• Task goal
Transcribe the listing that follows in full, omitting pictures.

• Information provided
========================================

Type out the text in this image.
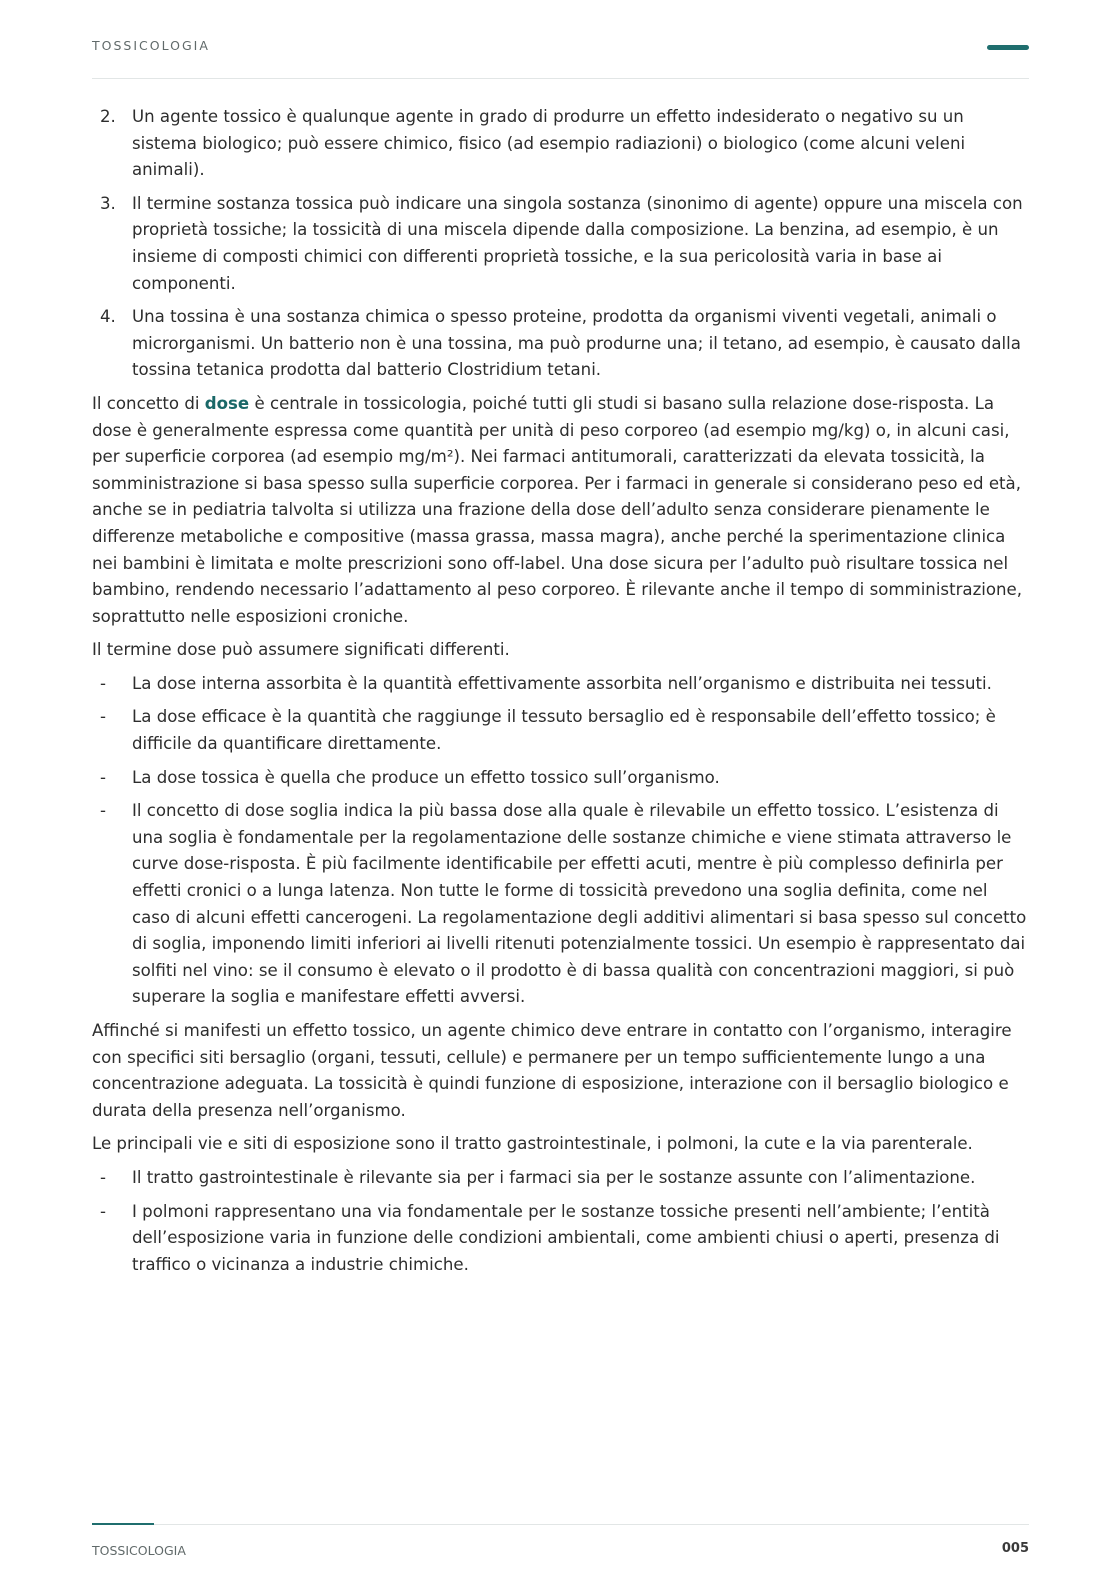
TOSSICOLOGIA
2. Un agente tossico è qualunque agente in grado di produrre un effetto indesiderato o negativo su un sistema biologico; può essere chimico, fisico (ad esempio radiazioni) o biologico (come alcuni veleni animali).
3. Il termine sostanza tossica può indicare una singola sostanza (sinonimo di agente) oppure una miscela con proprietà tossiche; la tossicità di una miscela dipende dalla composizione. La benzina, ad esempio, è un insieme di composti chimici con differenti proprietà tossiche, e la sua pericolosità varia in base ai componenti.
4. Una tossina è una sostanza chimica o spesso proteine, prodotta da organismi viventi vegetali, animali o microrganismi. Un batterio non è una tossina, ma può produrne una; il tetano, ad esempio, è causato dalla tossina tetanica prodotta dal batterio Clostridium tetani.

Il concetto di dose è centrale in tossicologia, poiché tutti gli studi si basano sulla relazione dose-risposta. La dose è generalmente espressa come quantità per unità di peso corporeo (ad esempio mg/kg) o, in alcuni casi, per superficie corporea (ad esempio mg/m²). Nei farmaci antitumorali, caratterizzati da elevata tossicità, la somministrazione si basa spesso sulla superficie corporea. Per i farmaci in generale si considerano peso ed età, anche se in pediatria talvolta si utilizza una frazione della dose dell’adulto senza considerare pienamente le differenze metaboliche e compositive (massa grassa, massa magra), anche perché la sperimentazione clinica nei bambini è limitata e molte prescrizioni sono off-label. Una dose sicura per l’adulto può risultare tossica nel bambino, rendendo necessario l’adattamento al peso corporeo. È rilevante anche il tempo di somministrazione, soprattutto nelle esposizioni croniche.

Il termine dose può assumere significati differenti.

- La dose interna assorbita è la quantità effettivamente assorbita nell’organismo e distribuita nei tessuti.
- La dose efficace è la quantità che raggiunge il tessuto bersaglio ed è responsabile dell’effetto tossico; è difficile da quantificare direttamente.
- La dose tossica è quella che produce un effetto tossico sull’organismo.
- Il concetto di dose soglia indica la più bassa dose alla quale è rilevabile un effetto tossico. L’esistenza di una soglia è fondamentale per la regolamentazione delle sostanze chimiche e viene stimata attraverso le curve dose-risposta. È più facilmente identificabile per effetti acuti, mentre è più complesso definirla per effetti cronici o a lunga latenza. Non tutte le forme di tossicità prevedono una soglia definita, come nel caso di alcuni effetti cancerogeni. La regolamentazione degli additivi alimentari si basa spesso sul concetto di soglia, imponendo limiti inferiori ai livelli ritenuti potenzialmente tossici. Un esempio è rappresentato dai solfiti nel vino: se il consumo è elevato o il prodotto è di bassa qualità con concentrazioni maggiori, si può superare la soglia e manifestare effetti avversi.

Affinché si manifesti un effetto tossico, un agente chimico deve entrare in contatto con l’organismo, interagire con specifici siti bersaglio (organi, tessuti, cellule) e permanere per un tempo sufficientemente lungo a una concentrazione adeguata. La tossicità è quindi funzione di esposizione, interazione con il bersaglio biologico e durata della presenza nell’organismo.

Le principali vie e siti di esposizione sono il tratto gastrointestinale, i polmoni, la cute e la via parenterale.

- Il tratto gastrointestinale è rilevante sia per i farmaci sia per le sostanze assunte con l’alimentazione.
- I polmoni rappresentano una via fondamentale per le sostanze tossiche presenti nell’ambiente; l’entità dell’esposizione varia in funzione delle condizioni ambientali, come ambienti chiusi o aperti, presenza di traffico o vicinanza a industrie chimiche.
TOSSICOLOGIA	005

========================================

• Task response
Type out the text in this image.
TOSSICOLOGIA
2. Un agente tossico è qualunque agente in grado di produrre un effetto indesiderato o negativo su un sistema biologico; può essere chimico, fisico (ad esempio radiazioni) o biologico (come alcuni veleni animali).
3. Il termine sostanza tossica può indicare una singola sostanza (sinonimo di agente) oppure una miscela con proprietà tossiche; la tossicità di una miscela dipende dalla composizione. La benzina, ad esempio, è un insieme di composti chimici con differenti proprietà tossiche, e la sua pericolosità varia in base ai componenti.
4. Una tossina è una sostanza chimica o spesso proteine, prodotta da organismi viventi vegetali, animali o microrganismi. Un batterio non è una tossina, ma può produrne una; il tetano, ad esempio, è causato dalla tossina tetanica prodotta dal batterio Clostridium tetani.

Il concetto di dose è centrale in tossicologia, poiché tutti gli studi si basano sulla relazione dose-risposta. La dose è generalmente espressa come quantità per unità di peso corporeo (ad esempio mg/kg) o, in alcuni casi, per superficie corporea (ad esempio mg/m²). Nei farmaci antitumorali, caratterizzati da elevata tossicità, la somministrazione si basa spesso sulla superficie corporea. Per i farmaci in generale si considerano peso ed età, anche se in pediatria talvolta si utilizza una frazione della dose dell’adulto senza considerare pienamente le differenze metaboliche e compositive (massa grassa, massa magra), anche perché la sperimentazione clinica nei bambini è limitata e molte prescrizioni sono off-label. Una dose sicura per l’adulto può risultare tossica nel bambino, rendendo necessario l’adattamento al peso corporeo. È rilevante anche il tempo di somministrazione, soprattutto nelle esposizioni croniche.

Il termine dose può assumere significati differenti.

- La dose interna assorbita è la quantità effettivamente assorbita nell’organismo e distribuita nei tessuti.
- La dose efficace è la quantità che raggiunge il tessuto bersaglio ed è responsabile dell’effetto tossico; è difficile da quantificare direttamente.
- La dose tossica è quella che produce un effetto tossico sull’organismo.
- Il concetto di dose soglia indica la più bassa dose alla quale è rilevabile un effetto tossico. L’esistenza di una soglia è fondamentale per la regolamentazione delle sostanze chimiche e viene stimata attraverso le curve dose-risposta. È più facilmente identificabile per effetti acuti, mentre è più complesso definirla per effetti cronici o a lunga latenza. Non tutte le forme di tossicità prevedono una soglia definita, come nel caso di alcuni effetti cancerogeni. La regolamentazione degli additivi alimentari si basa spesso sul concetto di soglia, imponendo limiti inferiori ai livelli ritenuti potenzialmente tossici. Un esempio è rappresentato dai solfiti nel vino: se il consumo è elevato o il prodotto è di bassa qualità con concentrazioni maggiori, si può superare la soglia e manifestare effetti avversi.

Affinché si manifesti un effetto tossico, un agente chimico deve entrare in contatto con l’organismo, interagire con specifici siti bersaglio (organi, tessuti, cellule) e permanere per un tempo sufficientemente lungo a una concentrazione adeguata. La tossicità è quindi funzione di esposizione, interazione con il bersaglio biologico e durata della presenza nell’organismo.

Le principali vie e siti di esposizione sono il tratto gastrointestinale, i polmoni, la cute e la via parenterale.

- Il tratto gastrointestinale è rilevante sia per i farmaci sia per le sostanze assunte con l’alimentazione.
- I polmoni rappresentano una via fondamentale per le sostanze tossiche presenti nell’ambiente; l’entità dell’esposizione varia in funzione delle condizioni ambientali, come ambienti chiusi o aperti, presenza di traffico o vicinanza a industrie chimiche.
TOSSICOLOGIA	005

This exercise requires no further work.